Work to complete
Gather all lines in the entries below that include the word "血流速度慢".

## Start Input records

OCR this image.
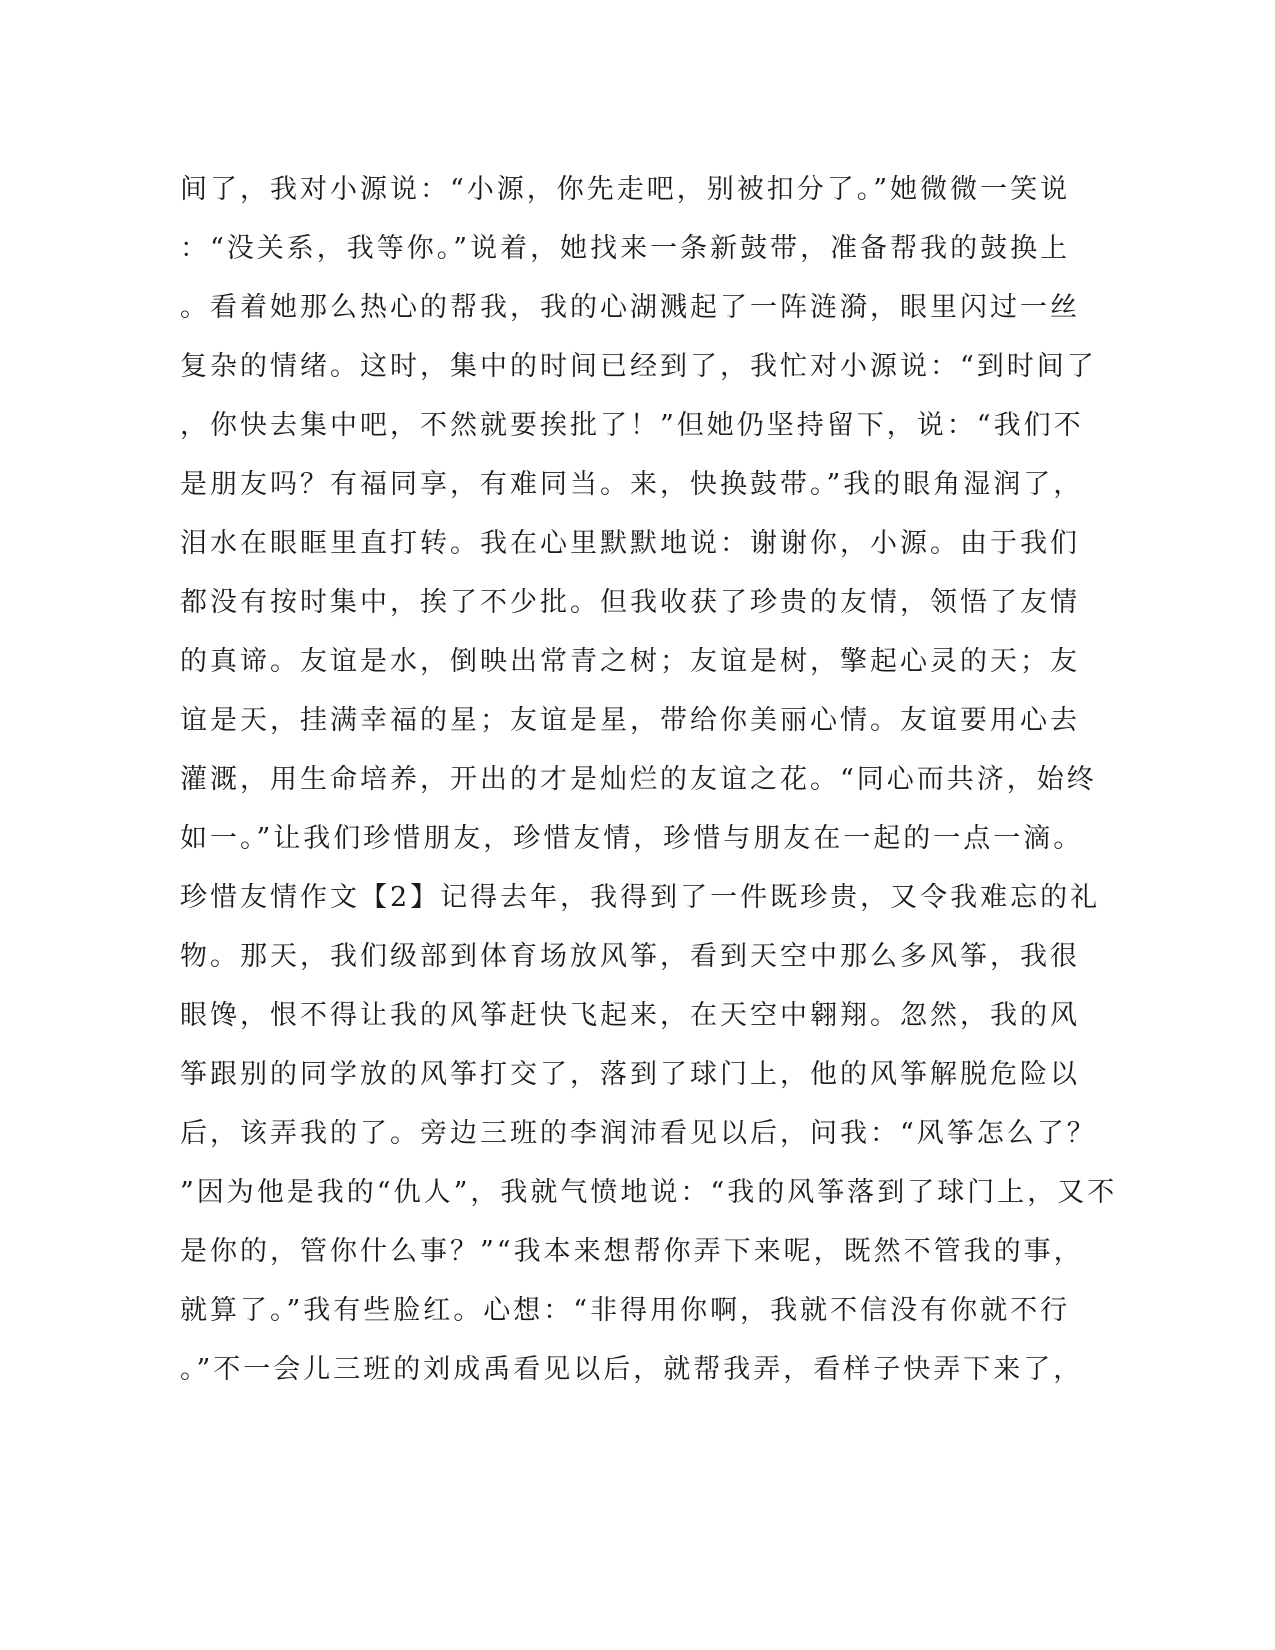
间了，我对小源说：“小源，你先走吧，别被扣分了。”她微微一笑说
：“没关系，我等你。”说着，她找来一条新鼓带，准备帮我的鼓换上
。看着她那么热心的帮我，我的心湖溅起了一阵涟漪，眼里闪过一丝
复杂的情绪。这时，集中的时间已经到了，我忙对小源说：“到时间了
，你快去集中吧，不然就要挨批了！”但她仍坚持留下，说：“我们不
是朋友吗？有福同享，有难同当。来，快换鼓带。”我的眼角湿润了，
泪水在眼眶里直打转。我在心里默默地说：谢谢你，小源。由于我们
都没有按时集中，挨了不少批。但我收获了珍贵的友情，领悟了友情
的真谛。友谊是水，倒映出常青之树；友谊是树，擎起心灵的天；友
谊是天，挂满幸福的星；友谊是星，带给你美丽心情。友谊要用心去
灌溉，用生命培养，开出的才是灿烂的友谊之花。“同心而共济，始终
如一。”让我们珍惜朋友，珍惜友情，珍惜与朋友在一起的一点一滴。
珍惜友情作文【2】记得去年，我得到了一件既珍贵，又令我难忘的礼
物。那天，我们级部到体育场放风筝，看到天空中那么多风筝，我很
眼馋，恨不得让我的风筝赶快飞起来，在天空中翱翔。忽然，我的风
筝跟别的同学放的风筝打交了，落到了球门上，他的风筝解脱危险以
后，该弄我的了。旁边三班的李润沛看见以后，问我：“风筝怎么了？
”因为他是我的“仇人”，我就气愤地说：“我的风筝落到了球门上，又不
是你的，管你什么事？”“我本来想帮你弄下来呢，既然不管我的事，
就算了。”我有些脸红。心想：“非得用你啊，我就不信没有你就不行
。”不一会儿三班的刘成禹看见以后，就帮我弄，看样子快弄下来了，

## End Input records
## Start Input records

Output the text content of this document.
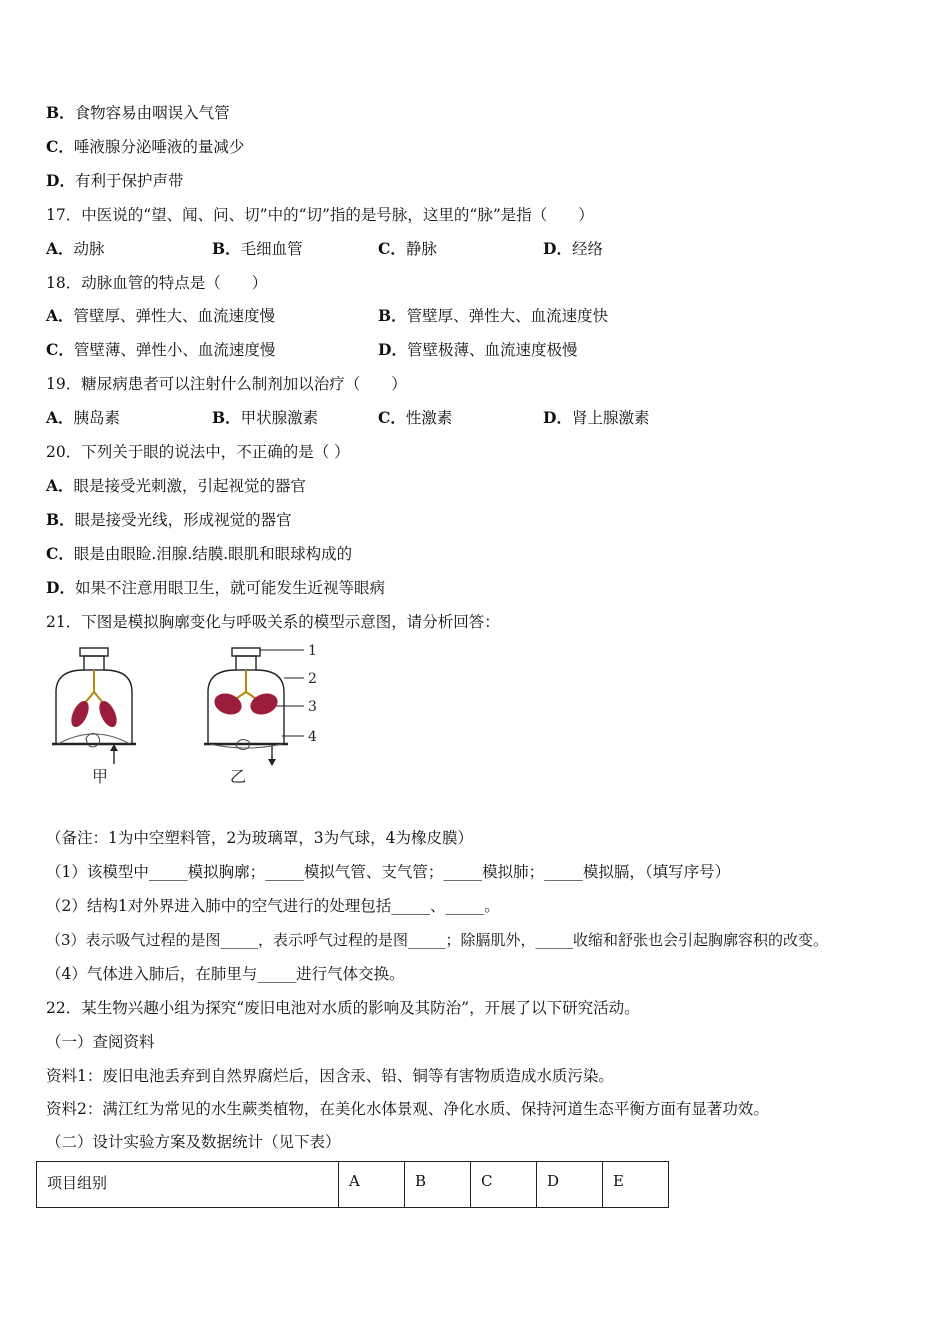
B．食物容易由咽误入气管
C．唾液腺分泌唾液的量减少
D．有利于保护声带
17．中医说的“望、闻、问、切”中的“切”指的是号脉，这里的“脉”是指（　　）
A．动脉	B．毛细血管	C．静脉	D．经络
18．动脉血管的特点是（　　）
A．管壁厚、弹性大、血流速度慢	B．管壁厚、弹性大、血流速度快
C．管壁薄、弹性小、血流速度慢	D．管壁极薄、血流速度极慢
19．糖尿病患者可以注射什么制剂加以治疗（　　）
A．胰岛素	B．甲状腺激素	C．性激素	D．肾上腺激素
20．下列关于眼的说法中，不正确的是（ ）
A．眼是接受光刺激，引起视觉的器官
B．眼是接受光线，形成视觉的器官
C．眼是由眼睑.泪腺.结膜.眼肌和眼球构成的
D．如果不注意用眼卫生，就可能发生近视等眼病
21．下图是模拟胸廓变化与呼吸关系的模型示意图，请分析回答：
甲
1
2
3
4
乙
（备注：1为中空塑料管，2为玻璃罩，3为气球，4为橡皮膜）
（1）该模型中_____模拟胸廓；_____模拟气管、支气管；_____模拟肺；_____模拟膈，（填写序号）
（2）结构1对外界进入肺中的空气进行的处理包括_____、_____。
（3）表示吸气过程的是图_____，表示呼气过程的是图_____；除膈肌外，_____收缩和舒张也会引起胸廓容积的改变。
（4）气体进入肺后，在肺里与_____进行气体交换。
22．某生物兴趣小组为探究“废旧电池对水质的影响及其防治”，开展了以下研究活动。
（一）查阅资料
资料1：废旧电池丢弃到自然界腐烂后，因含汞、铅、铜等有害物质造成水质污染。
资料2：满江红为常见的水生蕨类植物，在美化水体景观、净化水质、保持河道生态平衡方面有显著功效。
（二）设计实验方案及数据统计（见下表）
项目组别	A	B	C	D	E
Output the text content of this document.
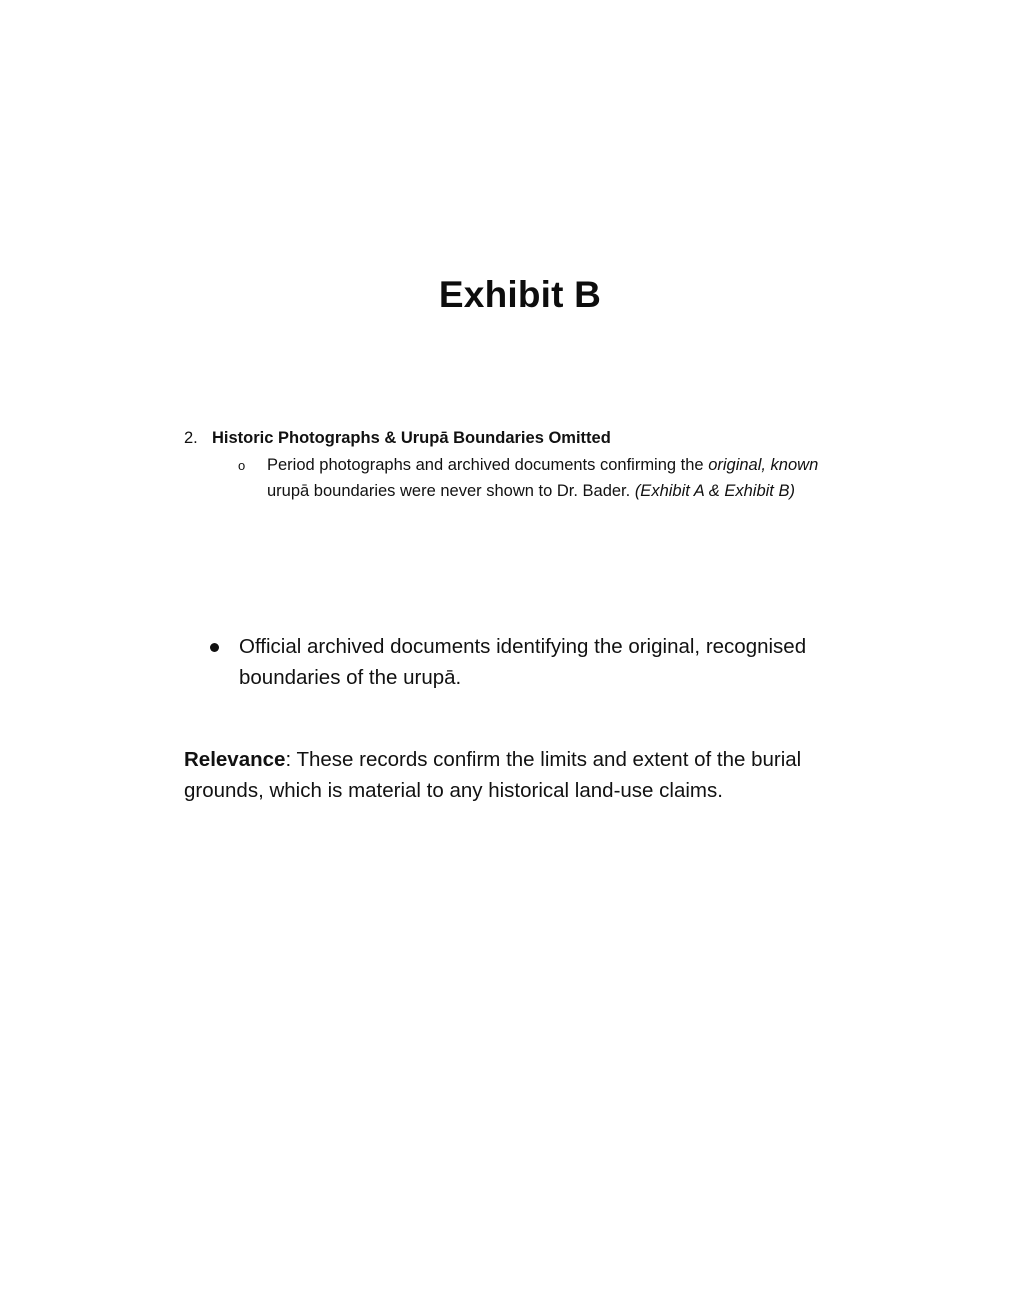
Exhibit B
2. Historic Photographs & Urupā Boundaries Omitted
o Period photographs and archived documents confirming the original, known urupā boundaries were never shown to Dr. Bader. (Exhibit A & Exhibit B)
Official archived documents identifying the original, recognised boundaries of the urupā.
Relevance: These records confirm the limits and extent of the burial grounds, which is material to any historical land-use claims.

## End Input records
## Start Input records

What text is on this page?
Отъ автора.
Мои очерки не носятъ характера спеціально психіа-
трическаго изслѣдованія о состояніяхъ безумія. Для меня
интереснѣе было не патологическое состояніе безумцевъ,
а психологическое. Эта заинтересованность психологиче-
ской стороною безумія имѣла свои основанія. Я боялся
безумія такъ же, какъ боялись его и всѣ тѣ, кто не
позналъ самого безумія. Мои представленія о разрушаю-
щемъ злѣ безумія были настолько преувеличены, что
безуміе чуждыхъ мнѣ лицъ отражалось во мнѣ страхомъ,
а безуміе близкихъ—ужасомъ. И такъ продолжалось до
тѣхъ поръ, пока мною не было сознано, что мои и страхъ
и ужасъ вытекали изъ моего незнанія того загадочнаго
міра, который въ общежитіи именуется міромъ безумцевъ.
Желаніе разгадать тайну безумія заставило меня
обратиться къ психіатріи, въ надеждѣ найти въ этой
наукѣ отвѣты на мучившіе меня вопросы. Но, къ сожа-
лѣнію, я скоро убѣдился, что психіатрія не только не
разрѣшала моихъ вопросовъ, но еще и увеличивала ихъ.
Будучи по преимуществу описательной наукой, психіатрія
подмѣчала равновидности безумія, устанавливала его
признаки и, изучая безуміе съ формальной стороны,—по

## End Input records

Result of the task
A．管壁厚、弹性大、血流速度慢	B．管壁厚、弹性大、血流速度快
C．管壁薄、弹性小、血流速度慢	D．管壁极薄、血流速度极慢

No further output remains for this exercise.